(Extracted data entries)
-------

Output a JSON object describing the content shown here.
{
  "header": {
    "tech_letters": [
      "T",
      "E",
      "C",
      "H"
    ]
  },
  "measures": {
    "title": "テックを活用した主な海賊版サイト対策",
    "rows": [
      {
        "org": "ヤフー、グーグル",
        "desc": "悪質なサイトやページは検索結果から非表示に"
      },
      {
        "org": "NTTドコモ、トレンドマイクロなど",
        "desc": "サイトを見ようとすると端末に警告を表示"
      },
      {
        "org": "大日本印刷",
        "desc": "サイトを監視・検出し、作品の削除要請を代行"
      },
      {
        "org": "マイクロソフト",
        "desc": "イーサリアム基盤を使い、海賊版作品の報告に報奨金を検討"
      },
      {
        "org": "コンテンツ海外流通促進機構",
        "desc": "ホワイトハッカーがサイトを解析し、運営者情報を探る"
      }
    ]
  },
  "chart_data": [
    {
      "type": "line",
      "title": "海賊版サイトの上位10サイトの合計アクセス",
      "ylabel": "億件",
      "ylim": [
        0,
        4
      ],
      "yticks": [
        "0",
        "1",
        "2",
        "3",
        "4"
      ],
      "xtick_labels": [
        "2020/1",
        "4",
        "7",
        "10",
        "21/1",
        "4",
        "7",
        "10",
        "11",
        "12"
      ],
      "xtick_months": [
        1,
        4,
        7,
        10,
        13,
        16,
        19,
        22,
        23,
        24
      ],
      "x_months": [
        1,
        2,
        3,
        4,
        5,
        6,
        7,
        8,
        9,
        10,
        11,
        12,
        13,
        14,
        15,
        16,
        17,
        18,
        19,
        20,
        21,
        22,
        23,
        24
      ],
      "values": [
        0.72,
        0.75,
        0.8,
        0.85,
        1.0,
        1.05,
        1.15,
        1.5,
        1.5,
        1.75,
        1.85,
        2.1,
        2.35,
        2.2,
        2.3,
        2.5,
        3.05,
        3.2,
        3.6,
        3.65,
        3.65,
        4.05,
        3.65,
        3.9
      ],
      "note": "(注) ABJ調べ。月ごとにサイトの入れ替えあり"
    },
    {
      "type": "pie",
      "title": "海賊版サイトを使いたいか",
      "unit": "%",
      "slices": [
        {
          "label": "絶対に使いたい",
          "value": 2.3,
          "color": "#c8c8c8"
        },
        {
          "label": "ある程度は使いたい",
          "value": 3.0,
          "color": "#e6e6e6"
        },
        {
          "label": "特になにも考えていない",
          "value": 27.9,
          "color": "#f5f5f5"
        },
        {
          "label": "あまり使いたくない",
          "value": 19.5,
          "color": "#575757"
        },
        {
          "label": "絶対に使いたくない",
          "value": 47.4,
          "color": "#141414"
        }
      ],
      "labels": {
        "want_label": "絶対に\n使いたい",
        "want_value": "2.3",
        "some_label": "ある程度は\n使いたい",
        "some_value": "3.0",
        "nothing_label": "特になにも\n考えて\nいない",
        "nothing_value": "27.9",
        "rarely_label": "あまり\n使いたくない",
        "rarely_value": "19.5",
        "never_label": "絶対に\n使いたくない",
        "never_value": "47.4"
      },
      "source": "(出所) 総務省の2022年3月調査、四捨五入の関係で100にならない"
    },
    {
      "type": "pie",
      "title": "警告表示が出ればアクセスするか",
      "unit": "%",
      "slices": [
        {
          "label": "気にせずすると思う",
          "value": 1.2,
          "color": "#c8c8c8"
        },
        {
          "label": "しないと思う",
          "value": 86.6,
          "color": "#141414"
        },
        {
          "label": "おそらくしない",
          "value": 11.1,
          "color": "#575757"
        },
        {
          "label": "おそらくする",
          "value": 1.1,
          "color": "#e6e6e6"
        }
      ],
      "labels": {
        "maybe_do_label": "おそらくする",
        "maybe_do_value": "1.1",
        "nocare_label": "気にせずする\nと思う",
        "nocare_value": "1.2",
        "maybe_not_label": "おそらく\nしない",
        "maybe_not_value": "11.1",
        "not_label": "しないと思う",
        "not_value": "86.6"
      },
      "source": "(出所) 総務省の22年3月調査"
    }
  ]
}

-------

The task:
Copy the lines from the entries above in which the word "n使いたくない" appears.

Task output:
        "rarely_label": "あまり\n使いたくない",
        "never_label": "絶対に\n使いたくない",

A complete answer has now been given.